- [GOAL A] Print the passage of the discussion about keeping a satellite dish pole plumb from "Since the problem" up to and including "all straight pole.", copied exactly.
- [GOAL B] Output only the lines of the records from the line with "data-point [258,181,263,186]" up to and including the line with "x-tick-label: 0.8 [539,195,569,217]", reproduced exactly.

- [EXTRACTED TEXT]
* * *

TiminMb - I am in agreement that anything we can do to verify plumb, due south orientation etc at various points in the alignment chain are all good.

Looking at my own SG2100 I would not see any point in trying to measure plumb off the housing or back, too many curves and other things getting in the way.

One of the critical results we are after is a correct alignment of the central axis of the tube. I have never done this, but you might find an insert long enough to get a declination reading from this axis before and after the dish is mounted.

In my own case I prefer a post/mast that is fixed but can be tensioned according to need. That way I can add my level to the mast any time I need to check whether it is still plumb or not, making adjustments if required.
 
The problem I'm running into is that when I set my dish up for my true south sat, when I get further east and west the dish is aiming too high. That makes me think the pole is tilted forward(?) slightly, flattening the arc. But there is no where to measure the gooseneck pole when the motor is mounted to it.

I used to get all the sats in the arc, right out to Amazonas. I wonder if my SG2100 is wearing out from the weight of my dish? Well, before I jump to that conclusion, I want to know that the pole is plum with the weight of the dish and motor mounted.
 
... we are after is a correct alignment of the central axis of the tube. I have never done this, but you might find an insert long enough to get a declination reading from this axis before and after the dish is mounted.
...

Thinking about this some more. Are you suggesting taking a measurement off the stem coming out of the motor? If so, do you set it to the degrees that the motor is pitched back?
 
Actually I was thinking of something rather simpler, yes taking the measurement off the stem but doing it once with it pointed south and the dish off and then again with the dish on to see if there is a difference. But it sounds as if you don't have room to measure.

I'm having difficulty imagining your motor mount and why so little of the pole is available for plumb verification. Since there is enough length to attach a motor, can you take a regular level and attach perpendicular arms to it that would allow it to touch the pole above and below the motor and give you some idea of plumb?

Since the problem is at the ends of the arc this might not be helpful since more likely you will run into slop (looseness in the motor) issues, which have been discussed before.
 
With this SG2100 on a Fortec gooseneck pole, there is just barely enough straight section to mount the motor. The top U bolts are within 3/8" of the top of the pole, and the bottom rest just about where it starts to curve. It leaves you with no area to place a level against as its all occupied by the two u bolts and motor. Would be much simpler if it was all straight pole.
 
I don't know what your mounting situation is, but it would seem that if at all possible it would pay to dump the gooseneck and go with a regular straight pole, at least then you would have much more control over plumb of the pole and control over the motor, particularly at the ends of the arc.

* * *

- [ENTRIES]
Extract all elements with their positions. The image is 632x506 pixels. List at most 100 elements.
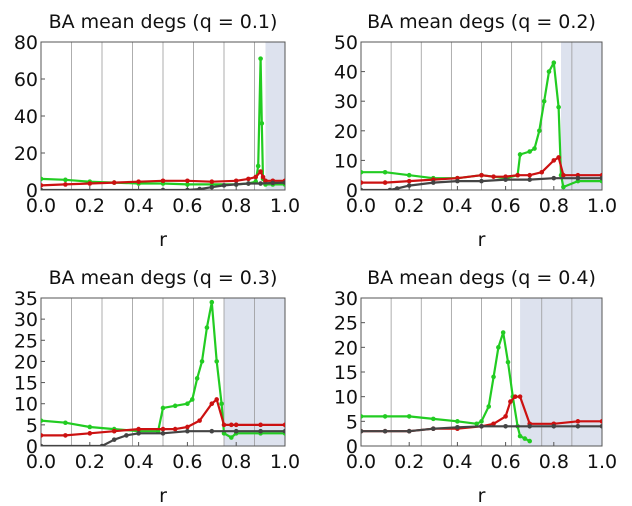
data-point [258,181,263,186]
data-point [508,399,513,404]
series-2 [361,155,602,185]
data-point [455,419,460,424]
data-point [185,178,190,184]
data-point [522,436,528,441]
data-point [87,181,93,186]
x-tick-label: 0.4 [442,451,472,473]
x-tick-label: 0.8 [539,195,569,217]
x-tick-label: 0.6 [490,195,520,217]
data-point [539,169,545,175]
data-point [546,69,552,74]
chart-title: BA mean degs (q = 0.1) [49,11,278,33]
x-tick-label: 0.0 [346,451,376,473]
data-point [209,428,215,434]
y-tick-label: 80 [14,32,38,54]
y-tick-label: 35 [14,288,38,310]
chart-panel-3: BA mean degs (q = 0.3) 0.0 0.2 0.4 0.6 0.8 1.0… [14,267,300,506]
y-tick-label: 5 [26,415,38,437]
series-3 [361,423,602,434]
plot-frame [40,297,286,447]
x-tick-label: 1.0 [587,451,617,473]
data-point [111,180,117,185]
data-point [204,325,210,330]
data-point [382,180,388,185]
series-3 [41,180,285,190]
y-tick-label: 20 [334,121,358,143]
data-point [194,376,200,381]
x-tick-label: 0.2 [394,195,424,217]
x-tick-label: 0.2 [394,451,424,473]
series-line [361,156,602,184]
x-tick-label: 1.0 [587,195,617,217]
data-point [282,180,285,185]
data-point [382,414,388,419]
series-3 [361,175,602,190]
data-point [575,419,581,424]
data-point [527,423,532,429]
x-tick-label: 0.2 [75,451,105,473]
data-point [387,187,393,190]
data-point [479,178,484,184]
data-point [63,177,68,183]
data-point [361,180,364,185]
x-axis-label: r [159,229,167,251]
data-point [599,175,602,181]
data-point [431,180,436,185]
x-tick-label: 0.0 [26,195,56,217]
data-point [599,423,602,429]
data-point [41,433,44,438]
x-tick-label: 1.0 [270,451,300,473]
data-point [219,401,224,407]
y-tick-label: 10 [334,387,358,409]
data-point [575,423,581,429]
data-point [41,176,44,182]
chart-panel-2: BA mean degs (q = 0.2) 0.0 0.2 0.4 0.6 0.8 1.0… [334,11,617,251]
data-point [160,178,166,184]
data-point [361,187,364,190]
data-point [406,414,412,419]
data-point [185,182,190,187]
data-point [263,178,268,184]
data-point [214,359,219,364]
data-point [160,431,166,436]
data-point [172,403,178,409]
data-point [233,182,239,187]
data-point [214,397,219,402]
data-point [99,443,105,446]
data-point [532,146,537,151]
data-point [505,359,511,365]
data-point [282,428,285,434]
y-tick-label: 60 [14,69,38,91]
data-point [503,423,508,429]
data-point [512,394,518,399]
data-point [229,422,234,428]
x-tick-label: 1.0 [270,195,300,217]
y-tick-label: 30 [334,91,358,113]
shaded-region [561,42,602,190]
data-point [361,169,364,175]
y-tick-label: 20 [14,143,38,165]
data-point [561,172,566,178]
y-tick-label: 10 [334,150,358,172]
x-tick-label: 0.4 [123,451,153,473]
data-point [517,394,523,399]
data-point [185,401,190,407]
data-point [361,414,364,419]
data-point [197,418,202,423]
data-point [551,423,557,429]
data-point [258,56,263,61]
data-point [258,169,263,174]
data-point [233,428,239,434]
y-tick-label: 25 [334,313,358,335]
data-point [63,433,68,438]
data-point [63,420,68,426]
data-point [527,177,532,182]
chart-title: BA mean degs (q = 0.3) [49,267,278,289]
data-point [527,438,532,444]
data-point [551,175,557,181]
y-tick-label: 40 [334,62,358,84]
data-point [233,422,239,428]
data-point [527,172,532,178]
data-point [199,359,205,364]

* * *

- [FULL RESPONSE A]
Since the problem is at the ends of the arc this might not be helpful since more likely you will run into slop (looseness in the motor) issues, which have been discussed before.
 
With this SG2100 on a Fortec gooseneck pole, there is just barely enough straight section to mount the motor. The top U bolts are within 3/8" of the top of the pole, and the bottom rest just about where it starts to curve. It leaves you with no area to place a level against as its all occupied by the two u bolts and motor. Would be much simpler if it was all straight pole.

- [FULL RESPONSE B]
data-point [258,181,263,186]
data-point [508,399,513,404]
series-2 [361,155,602,185]
data-point [455,419,460,424]
data-point [185,178,190,184]
data-point [522,436,528,441]
data-point [87,181,93,186]
x-tick-label: 0.4 [442,451,472,473]
x-tick-label: 0.8 [539,195,569,217]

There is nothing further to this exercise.